───── Record excerpts
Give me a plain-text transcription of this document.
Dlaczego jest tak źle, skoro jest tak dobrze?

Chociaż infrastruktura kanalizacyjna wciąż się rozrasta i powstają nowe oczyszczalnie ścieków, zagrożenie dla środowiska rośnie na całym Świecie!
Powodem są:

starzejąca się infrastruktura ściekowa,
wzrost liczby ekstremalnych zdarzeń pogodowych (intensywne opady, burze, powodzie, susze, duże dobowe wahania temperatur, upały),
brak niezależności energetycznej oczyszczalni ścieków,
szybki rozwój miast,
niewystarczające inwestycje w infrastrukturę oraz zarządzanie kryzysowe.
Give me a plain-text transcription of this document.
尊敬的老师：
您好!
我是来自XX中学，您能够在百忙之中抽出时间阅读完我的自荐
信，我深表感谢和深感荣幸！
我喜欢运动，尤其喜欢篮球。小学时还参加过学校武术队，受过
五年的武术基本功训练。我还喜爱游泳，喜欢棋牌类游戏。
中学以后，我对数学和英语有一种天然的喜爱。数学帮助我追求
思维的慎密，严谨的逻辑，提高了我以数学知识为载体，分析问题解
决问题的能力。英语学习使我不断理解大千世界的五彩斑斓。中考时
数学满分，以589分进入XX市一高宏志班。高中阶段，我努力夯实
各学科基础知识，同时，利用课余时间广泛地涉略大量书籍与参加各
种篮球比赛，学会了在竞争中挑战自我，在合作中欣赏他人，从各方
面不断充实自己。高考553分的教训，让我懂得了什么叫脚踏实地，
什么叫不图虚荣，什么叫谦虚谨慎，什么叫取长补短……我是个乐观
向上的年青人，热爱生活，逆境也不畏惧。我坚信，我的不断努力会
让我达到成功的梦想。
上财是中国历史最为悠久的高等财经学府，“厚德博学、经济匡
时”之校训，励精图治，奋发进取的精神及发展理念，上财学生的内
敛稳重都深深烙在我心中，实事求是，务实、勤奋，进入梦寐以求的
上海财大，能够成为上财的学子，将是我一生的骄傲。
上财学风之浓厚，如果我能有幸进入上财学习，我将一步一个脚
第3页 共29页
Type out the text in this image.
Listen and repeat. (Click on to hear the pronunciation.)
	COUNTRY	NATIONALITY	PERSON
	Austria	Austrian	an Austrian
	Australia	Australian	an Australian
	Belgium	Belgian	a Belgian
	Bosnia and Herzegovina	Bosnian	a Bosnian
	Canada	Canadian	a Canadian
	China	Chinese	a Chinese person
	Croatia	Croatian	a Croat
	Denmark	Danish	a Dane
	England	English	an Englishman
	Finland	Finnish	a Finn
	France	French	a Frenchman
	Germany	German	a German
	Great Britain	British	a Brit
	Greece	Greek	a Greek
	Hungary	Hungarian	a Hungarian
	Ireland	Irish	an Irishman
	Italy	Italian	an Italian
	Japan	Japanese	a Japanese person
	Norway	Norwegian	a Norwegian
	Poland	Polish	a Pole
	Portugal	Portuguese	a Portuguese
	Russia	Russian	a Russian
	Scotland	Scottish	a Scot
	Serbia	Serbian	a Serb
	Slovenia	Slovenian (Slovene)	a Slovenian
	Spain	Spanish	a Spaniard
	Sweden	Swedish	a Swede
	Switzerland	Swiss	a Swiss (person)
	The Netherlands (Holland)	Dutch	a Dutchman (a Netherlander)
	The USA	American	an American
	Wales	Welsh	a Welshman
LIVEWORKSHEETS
──────────
Problem statement:
Write the whole listing out again. Keep every line exactly as it is.

Final result:
Give me a plain-text transcription of this document.
Dlaczego jest tak źle, skoro jest tak dobrze?

Chociaż infrastruktura kanalizacyjna wciąż się rozrasta i powstają nowe oczyszczalnie ścieków, zagrożenie dla środowiska rośnie na całym Świecie!
Powodem są:

starzejąca się infrastruktura ściekowa,
wzrost liczby ekstremalnych zdarzeń pogodowych (intensywne opady, burze, powodzie, susze, duże dobowe wahania temperatur, upały),
brak niezależności energetycznej oczyszczalni ścieków,
szybki rozwój miast,
niewystarczające inwestycje w infrastrukturę oraz zarządzanie kryzysowe.
Give me a plain-text transcription of this document.
尊敬的老师：
您好!
我是来自XX中学，您能够在百忙之中抽出时间阅读完我的自荐
信，我深表感谢和深感荣幸！
我喜欢运动，尤其喜欢篮球。小学时还参加过学校武术队，受过
五年的武术基本功训练。我还喜爱游泳，喜欢棋牌类游戏。
中学以后，我对数学和英语有一种天然的喜爱。数学帮助我追求
思维的慎密，严谨的逻辑，提高了我以数学知识为载体，分析问题解
决问题的能力。英语学习使我不断理解大千世界的五彩斑斓。中考时
数学满分，以589分进入XX市一高宏志班。高中阶段，我努力夯实
各学科基础知识，同时，利用课余时间广泛地涉略大量书籍与参加各
种篮球比赛，学会了在竞争中挑战自我，在合作中欣赏他人，从各方
面不断充实自己。高考553分的教训，让我懂得了什么叫脚踏实地，
什么叫不图虚荣，什么叫谦虚谨慎，什么叫取长补短……我是个乐观
向上的年青人，热爱生活，逆境也不畏惧。我坚信，我的不断努力会
让我达到成功的梦想。
上财是中国历史最为悠久的高等财经学府，“厚德博学、经济匡
时”之校训，励精图治，奋发进取的精神及发展理念，上财学生的内
敛稳重都深深烙在我心中，实事求是，务实、勤奋，进入梦寐以求的
上海财大，能够成为上财的学子，将是我一生的骄傲。
上财学风之浓厚，如果我能有幸进入上财学习，我将一步一个脚
第3页 共29页
Type out the text in this image.
Listen and repeat. (Click on to hear the pronunciation.)
	COUNTRY	NATIONALITY	PERSON
	Austria	Austrian	an Austrian
	Australia	Australian	an Australian
	Belgium	Belgian	a Belgian
	Bosnia and Herzegovina	Bosnian	a Bosnian
	Canada	Canadian	a Canadian
	China	Chinese	a Chinese person
	Croatia	Croatian	a Croat
	Denmark	Danish	a Dane
	England	English	an Englishman
	Finland	Finnish	a Finn
	France	French	a Frenchman
	Germany	German	a German
	Great Britain	British	a Brit
	Greece	Greek	a Greek
	Hungary	Hungarian	a Hungarian
	Ireland	Irish	an Irishman
	Italy	Italian	an Italian
	Japan	Japanese	a Japanese person
	Norway	Norwegian	a Norwegian
	Poland	Polish	a Pole
	Portugal	Portuguese	a Portuguese
	Russia	Russian	a Russian
	Scotland	Scottish	a Scot
	Serbia	Serbian	a Serb
	Slovenia	Slovenian (Slovene)	a Slovenian
	Spain	Spanish	a Spaniard
	Sweden	Swedish	a Swede
	Switzerland	Swiss	a Swiss (person)
	The Netherlands (Holland)	Dutch	a Dutchman (a Netherlander)
	The USA	American	an American
	Wales	Welsh	a Welshman
LIVEWORKSHEETS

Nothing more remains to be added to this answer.